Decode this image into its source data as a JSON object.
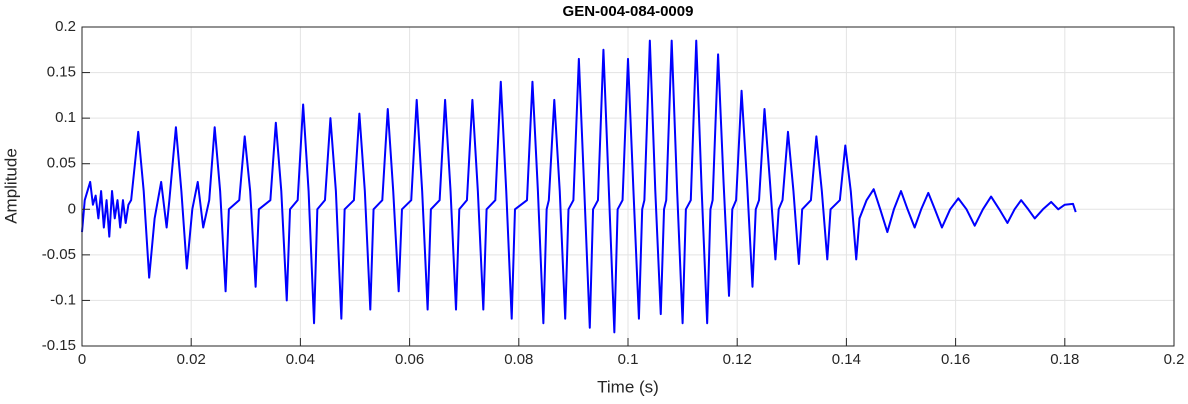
{
  "chart_data": {
    "type": "line",
    "title": "GEN-004-084-0009",
    "x_label": "Time (s)",
    "y_label": "Amplitude",
    "xlim": [
      0,
      0.2
    ],
    "ylim": [
      -0.15,
      0.2
    ],
    "xticks": [
      0,
      0.02,
      0.04,
      0.06,
      0.08,
      0.1,
      0.12,
      0.14,
      0.16,
      0.18,
      0.2
    ],
    "yticks": [
      -0.15,
      -0.1,
      -0.05,
      0,
      0.05,
      0.1,
      0.15,
      0.2
    ],
    "grid": true,
    "series": [
      {
        "color": "#0000ff",
        "x": [
          0,
          0.0005,
          0.001,
          0.0015,
          0.002,
          0.0025,
          0.003,
          0.0035,
          0.004,
          0.0045,
          0.005,
          0.0055,
          0.006,
          0.0065,
          0.007,
          0.0075,
          0.008,
          0.0085,
          0.009,
          0.0103,
          0.0113,
          0.0123,
          0.0133,
          0.0145,
          0.0155,
          0.016,
          0.0172,
          0.0182,
          0.0192,
          0.0202,
          0.0212,
          0.0222,
          0.0233,
          0.0243,
          0.0253,
          0.0263,
          0.0269,
          0.0288,
          0.0298,
          0.0308,
          0.0318,
          0.0324,
          0.0345,
          0.0355,
          0.0365,
          0.0375,
          0.0381,
          0.0395,
          0.0405,
          0.0415,
          0.0425,
          0.0431,
          0.0445,
          0.0455,
          0.0465,
          0.0475,
          0.0481,
          0.0498,
          0.0508,
          0.0518,
          0.0528,
          0.0534,
          0.055,
          0.056,
          0.057,
          0.058,
          0.0586,
          0.0603,
          0.0613,
          0.0623,
          0.0633,
          0.0639,
          0.0655,
          0.0665,
          0.0675,
          0.0685,
          0.0691,
          0.0705,
          0.0715,
          0.0725,
          0.0735,
          0.0741,
          0.0757,
          0.0767,
          0.0777,
          0.0787,
          0.0793,
          0.0815,
          0.0825,
          0.0835,
          0.0845,
          0.0851,
          0.0855,
          0.0865,
          0.0875,
          0.0885,
          0.0891,
          0.09,
          0.091,
          0.092,
          0.093,
          0.0936,
          0.0945,
          0.0955,
          0.0965,
          0.0975,
          0.0981,
          0.099,
          0.1,
          0.101,
          0.102,
          0.1026,
          0.103,
          0.104,
          0.105,
          0.106,
          0.1066,
          0.107,
          0.108,
          0.109,
          0.11,
          0.1106,
          0.1115,
          0.1125,
          0.1135,
          0.1145,
          0.1151,
          0.1155,
          0.1165,
          0.1175,
          0.1185,
          0.1191,
          0.1198,
          0.1208,
          0.1218,
          0.1228,
          0.1234,
          0.124,
          0.125,
          0.126,
          0.127,
          0.1276,
          0.1283,
          0.1293,
          0.1303,
          0.1313,
          0.1319,
          0.1335,
          0.1345,
          0.1355,
          0.1365,
          0.1371,
          0.1388,
          0.1398,
          0.1408,
          0.1418,
          0.1424,
          0.1437,
          0.145,
          0.1462,
          0.1475,
          0.1487,
          0.15,
          0.1512,
          0.1525,
          0.1537,
          0.155,
          0.1562,
          0.1575,
          0.159,
          0.1605,
          0.162,
          0.1635,
          0.165,
          0.1665,
          0.168,
          0.1695,
          0.1708,
          0.172,
          0.1733,
          0.1745,
          0.176,
          0.1775,
          0.1788,
          0.18,
          0.1815,
          0.182
        ],
        "values": [
          -0.025,
          0.01,
          0.02,
          0.03,
          0.005,
          0.015,
          -0.01,
          0.02,
          -0.02,
          0.01,
          -0.03,
          0.02,
          -0.01,
          0.01,
          -0.02,
          0.01,
          -0.015,
          0.005,
          0.01,
          0.085,
          0.02,
          -0.075,
          -0.01,
          0.03,
          -0.02,
          0.01,
          0.09,
          0.02,
          -0.065,
          0,
          0.03,
          -0.02,
          0.01,
          0.09,
          0.02,
          -0.09,
          0,
          0.01,
          0.08,
          0.02,
          -0.085,
          0,
          0.01,
          0.095,
          0.02,
          -0.1,
          0,
          0.01,
          0.115,
          0.02,
          -0.125,
          0,
          0.01,
          0.1,
          0.02,
          -0.12,
          0,
          0.01,
          0.105,
          0.02,
          -0.11,
          0,
          0.01,
          0.11,
          0.02,
          -0.09,
          0,
          0.01,
          0.12,
          0.02,
          -0.11,
          0,
          0.01,
          0.12,
          0.02,
          -0.11,
          0,
          0.01,
          0.12,
          0.02,
          -0.11,
          0,
          0.01,
          0.14,
          0.02,
          -0.12,
          0,
          0.01,
          0.14,
          0.02,
          -0.125,
          0,
          0.01,
          0.12,
          0.02,
          -0.12,
          0,
          0.01,
          0.165,
          0.02,
          -0.13,
          0,
          0.01,
          0.175,
          0.02,
          -0.135,
          0,
          0.01,
          0.165,
          0.02,
          -0.12,
          0,
          0.01,
          0.185,
          0.02,
          -0.115,
          0,
          0.01,
          0.185,
          0.02,
          -0.125,
          0,
          0.01,
          0.185,
          0.02,
          -0.125,
          0,
          0.01,
          0.17,
          0.03,
          -0.095,
          0,
          0.01,
          0.13,
          0.03,
          -0.085,
          0,
          0.01,
          0.11,
          0.03,
          -0.055,
          0,
          0.01,
          0.085,
          0.02,
          -0.06,
          0,
          0.01,
          0.08,
          0.02,
          -0.055,
          0,
          0.01,
          0.07,
          0.02,
          -0.055,
          -0.01,
          0.01,
          0.022,
          0,
          -0.025,
          0,
          0.02,
          0,
          -0.02,
          0,
          0.018,
          0,
          -0.02,
          0,
          0.012,
          0,
          -0.018,
          0,
          0.014,
          0,
          -0.015,
          0,
          0.01,
          0,
          -0.01,
          0,
          0.008,
          0,
          0.005,
          0.006,
          -0.003
        ]
      }
    ]
  }
}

--

● **Given request**
Set down all the entries exactly as they appear, but skip any pictures.

● **The response**
Decode this image into its source data as a JSON object.
{
  "chart_data": {
    "type": "line",
    "title": "GEN-004-084-0009",
    "x_label": "Time (s)",
    "y_label": "Amplitude",
    "xlim": [
      0,
      0.2
    ],
    "ylim": [
      -0.15,
      0.2
    ],
    "xticks": [
      0,
      0.02,
      0.04,
      0.06,
      0.08,
      0.1,
      0.12,
      0.14,
      0.16,
      0.18,
      0.2
    ],
    "yticks": [
      -0.15,
      -0.1,
      -0.05,
      0,
      0.05,
      0.1,
      0.15,
      0.2
    ],
    "grid": true,
    "series": [
      {
        "color": "#0000ff",
        "x": [
          0,
          0.0005,
          0.001,
          0.0015,
          0.002,
          0.0025,
          0.003,
          0.0035,
          0.004,
          0.0045,
          0.005,
          0.0055,
          0.006,
          0.0065,
          0.007,
          0.0075,
          0.008,
          0.0085,
          0.009,
          0.0103,
          0.0113,
          0.0123,
          0.0133,
          0.0145,
          0.0155,
          0.016,
          0.0172,
          0.0182,
          0.0192,
          0.0202,
          0.0212,
          0.0222,
          0.0233,
          0.0243,
          0.0253,
          0.0263,
          0.0269,
          0.0288,
          0.0298,
          0.0308,
          0.0318,
          0.0324,
          0.0345,
          0.0355,
          0.0365,
          0.0375,
          0.0381,
          0.0395,
          0.0405,
          0.0415,
          0.0425,
          0.0431,
          0.0445,
          0.0455,
          0.0465,
          0.0475,
          0.0481,
          0.0498,
          0.0508,
          0.0518,
          0.0528,
          0.0534,
          0.055,
          0.056,
          0.057,
          0.058,
          0.0586,
          0.0603,
          0.0613,
          0.0623,
          0.0633,
          0.0639,
          0.0655,
          0.0665,
          0.0675,
          0.0685,
          0.0691,
          0.0705,
          0.0715,
          0.0725,
          0.0735,
          0.0741,
          0.0757,
          0.0767,
          0.0777,
          0.0787,
          0.0793,
          0.0815,
          0.0825,
          0.0835,
          0.0845,
          0.0851,
          0.0855,
          0.0865,
          0.0875,
          0.0885,
          0.0891,
          0.09,
          0.091,
          0.092,
          0.093,
          0.0936,
          0.0945,
          0.0955,
          0.0965,
          0.0975,
          0.0981,
          0.099,
          0.1,
          0.101,
          0.102,
          0.1026,
          0.103,
          0.104,
          0.105,
          0.106,
          0.1066,
          0.107,
          0.108,
          0.109,
          0.11,
          0.1106,
          0.1115,
          0.1125,
          0.1135,
          0.1145,
          0.1151,
          0.1155,
          0.1165,
          0.1175,
          0.1185,
          0.1191,
          0.1198,
          0.1208,
          0.1218,
          0.1228,
          0.1234,
          0.124,
          0.125,
          0.126,
          0.127,
          0.1276,
          0.1283,
          0.1293,
          0.1303,
          0.1313,
          0.1319,
          0.1335,
          0.1345,
          0.1355,
          0.1365,
          0.1371,
          0.1388,
          0.1398,
          0.1408,
          0.1418,
          0.1424,
          0.1437,
          0.145,
          0.1462,
          0.1475,
          0.1487,
          0.15,
          0.1512,
          0.1525,
          0.1537,
          0.155,
          0.1562,
          0.1575,
          0.159,
          0.1605,
          0.162,
          0.1635,
          0.165,
          0.1665,
          0.168,
          0.1695,
          0.1708,
          0.172,
          0.1733,
          0.1745,
          0.176,
          0.1775,
          0.1788,
          0.18,
          0.1815,
          0.182
        ],
        "values": [
          -0.025,
          0.01,
          0.02,
          0.03,
          0.005,
          0.015,
          -0.01,
          0.02,
          -0.02,
          0.01,
          -0.03,
          0.02,
          -0.01,
          0.01,
          -0.02,
          0.01,
          -0.015,
          0.005,
          0.01,
          0.085,
          0.02,
          -0.075,
          -0.01,
          0.03,
          -0.02,
          0.01,
          0.09,
          0.02,
          -0.065,
          0,
          0.03,
          -0.02,
          0.01,
          0.09,
          0.02,
          -0.09,
          0,
          0.01,
          0.08,
          0.02,
          -0.085,
          0,
          0.01,
          0.095,
          0.02,
          -0.1,
          0,
          0.01,
          0.115,
          0.02,
          -0.125,
          0,
          0.01,
          0.1,
          0.02,
          -0.12,
          0,
          0.01,
          0.105,
          0.02,
          -0.11,
          0,
          0.01,
          0.11,
          0.02,
          -0.09,
          0,
          0.01,
          0.12,
          0.02,
          -0.11,
          0,
          0.01,
          0.12,
          0.02,
          -0.11,
          0,
          0.01,
          0.12,
          0.02,
          -0.11,
          0,
          0.01,
          0.14,
          0.02,
          -0.12,
          0,
          0.01,
          0.14,
          0.02,
          -0.125,
          0,
          0.01,
          0.12,
          0.02,
          -0.12,
          0,
          0.01,
          0.165,
          0.02,
          -0.13,
          0,
          0.01,
          0.175,
          0.02,
          -0.135,
          0,
          0.01,
          0.165,
          0.02,
          -0.12,
          0,
          0.01,
          0.185,
          0.02,
          -0.115,
          0,
          0.01,
          0.185,
          0.02,
          -0.125,
          0,
          0.01,
          0.185,
          0.02,
          -0.125,
          0,
          0.01,
          0.17,
          0.03,
          -0.095,
          0,
          0.01,
          0.13,
          0.03,
          -0.085,
          0,
          0.01,
          0.11,
          0.03,
          -0.055,
          0,
          0.01,
          0.085,
          0.02,
          -0.06,
          0,
          0.01,
          0.08,
          0.02,
          -0.055,
          0,
          0.01,
          0.07,
          0.02,
          -0.055,
          -0.01,
          0.01,
          0.022,
          0,
          -0.025,
          0,
          0.02,
          0,
          -0.02,
          0,
          0.018,
          0,
          -0.02,
          0,
          0.012,
          0,
          -0.018,
          0,
          0.014,
          0,
          -0.015,
          0,
          0.01,
          0,
          -0.01,
          0,
          0.008,
          0,
          0.005,
          0.006,
          -0.003
        ]
      }
    ]
  }
}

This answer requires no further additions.